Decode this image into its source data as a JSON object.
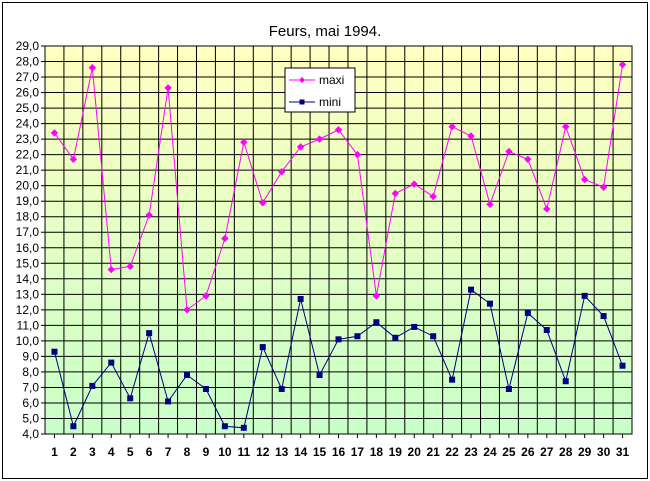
{
  "chart_data": {
    "type": "line",
    "title": "Feurs, mai 1994.",
    "xlabel": "",
    "ylabel": "",
    "categories": [
      "1",
      "2",
      "3",
      "4",
      "5",
      "6",
      "7",
      "8",
      "9",
      "10",
      "11",
      "12",
      "13",
      "14",
      "15",
      "16",
      "17",
      "18",
      "19",
      "20",
      "21",
      "22",
      "23",
      "24",
      "25",
      "26",
      "27",
      "28",
      "29",
      "30",
      "31"
    ],
    "ylim": [
      4.0,
      29.0
    ],
    "ystep": 1.0,
    "yticks": [
      "4,0",
      "5,0",
      "6,0",
      "7,0",
      "8,0",
      "9,0",
      "10,0",
      "11,0",
      "12,0",
      "13,0",
      "14,0",
      "15,0",
      "16,0",
      "17,0",
      "18,0",
      "19,0",
      "20,0",
      "21,0",
      "22,0",
      "23,0",
      "24,0",
      "25,0",
      "26,0",
      "27,0",
      "28,0",
      "29,0"
    ],
    "grid": true,
    "legend_position": "top-center",
    "series": [
      {
        "name": "maxi",
        "color": "#ff00ff",
        "marker": "diamond",
        "values": [
          23.4,
          21.7,
          27.6,
          14.6,
          14.8,
          18.1,
          26.3,
          12.0,
          12.9,
          16.6,
          22.8,
          18.9,
          20.9,
          22.5,
          23.0,
          23.6,
          22.0,
          12.9,
          19.5,
          20.1,
          19.3,
          23.8,
          23.2,
          18.8,
          22.2,
          21.7,
          18.5,
          23.8,
          20.4,
          19.9,
          27.8
        ]
      },
      {
        "name": "mini",
        "color": "#000080",
        "marker": "square",
        "values": [
          9.3,
          4.5,
          7.1,
          8.6,
          6.3,
          10.5,
          6.1,
          7.8,
          6.9,
          4.5,
          4.4,
          9.6,
          6.9,
          12.7,
          7.8,
          10.1,
          10.3,
          11.2,
          10.2,
          10.9,
          10.3,
          7.5,
          13.3,
          12.4,
          6.9,
          11.8,
          10.7,
          7.4,
          12.9,
          11.6,
          8.4
        ]
      }
    ],
    "background_gradient": {
      "top": "#ffffc0",
      "bottom": "#c8ffc8"
    }
  }
}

************

## EXERCISE INSTRUCTIONS:
Leave out the pictures and output the rest of the material exactly as written.

## OUTPUT BELOW:
Decode this image into its source data as a JSON object.
{
  "chart_data": {
    "type": "line",
    "title": "Feurs, mai 1994.",
    "xlabel": "",
    "ylabel": "",
    "categories": [
      "1",
      "2",
      "3",
      "4",
      "5",
      "6",
      "7",
      "8",
      "9",
      "10",
      "11",
      "12",
      "13",
      "14",
      "15",
      "16",
      "17",
      "18",
      "19",
      "20",
      "21",
      "22",
      "23",
      "24",
      "25",
      "26",
      "27",
      "28",
      "29",
      "30",
      "31"
    ],
    "ylim": [
      4.0,
      29.0
    ],
    "ystep": 1.0,
    "yticks": [
      "4,0",
      "5,0",
      "6,0",
      "7,0",
      "8,0",
      "9,0",
      "10,0",
      "11,0",
      "12,0",
      "13,0",
      "14,0",
      "15,0",
      "16,0",
      "17,0",
      "18,0",
      "19,0",
      "20,0",
      "21,0",
      "22,0",
      "23,0",
      "24,0",
      "25,0",
      "26,0",
      "27,0",
      "28,0",
      "29,0"
    ],
    "grid": true,
    "legend_position": "top-center",
    "series": [
      {
        "name": "maxi",
        "color": "#ff00ff",
        "marker": "diamond",
        "values": [
          23.4,
          21.7,
          27.6,
          14.6,
          14.8,
          18.1,
          26.3,
          12.0,
          12.9,
          16.6,
          22.8,
          18.9,
          20.9,
          22.5,
          23.0,
          23.6,
          22.0,
          12.9,
          19.5,
          20.1,
          19.3,
          23.8,
          23.2,
          18.8,
          22.2,
          21.7,
          18.5,
          23.8,
          20.4,
          19.9,
          27.8
        ]
      },
      {
        "name": "mini",
        "color": "#000080",
        "marker": "square",
        "values": [
          9.3,
          4.5,
          7.1,
          8.6,
          6.3,
          10.5,
          6.1,
          7.8,
          6.9,
          4.5,
          4.4,
          9.6,
          6.9,
          12.7,
          7.8,
          10.1,
          10.3,
          11.2,
          10.2,
          10.9,
          10.3,
          7.5,
          13.3,
          12.4,
          6.9,
          11.8,
          10.7,
          7.4,
          12.9,
          11.6,
          8.4
        ]
      }
    ],
    "background_gradient": {
      "top": "#ffffc0",
      "bottom": "#c8ffc8"
    }
  }
}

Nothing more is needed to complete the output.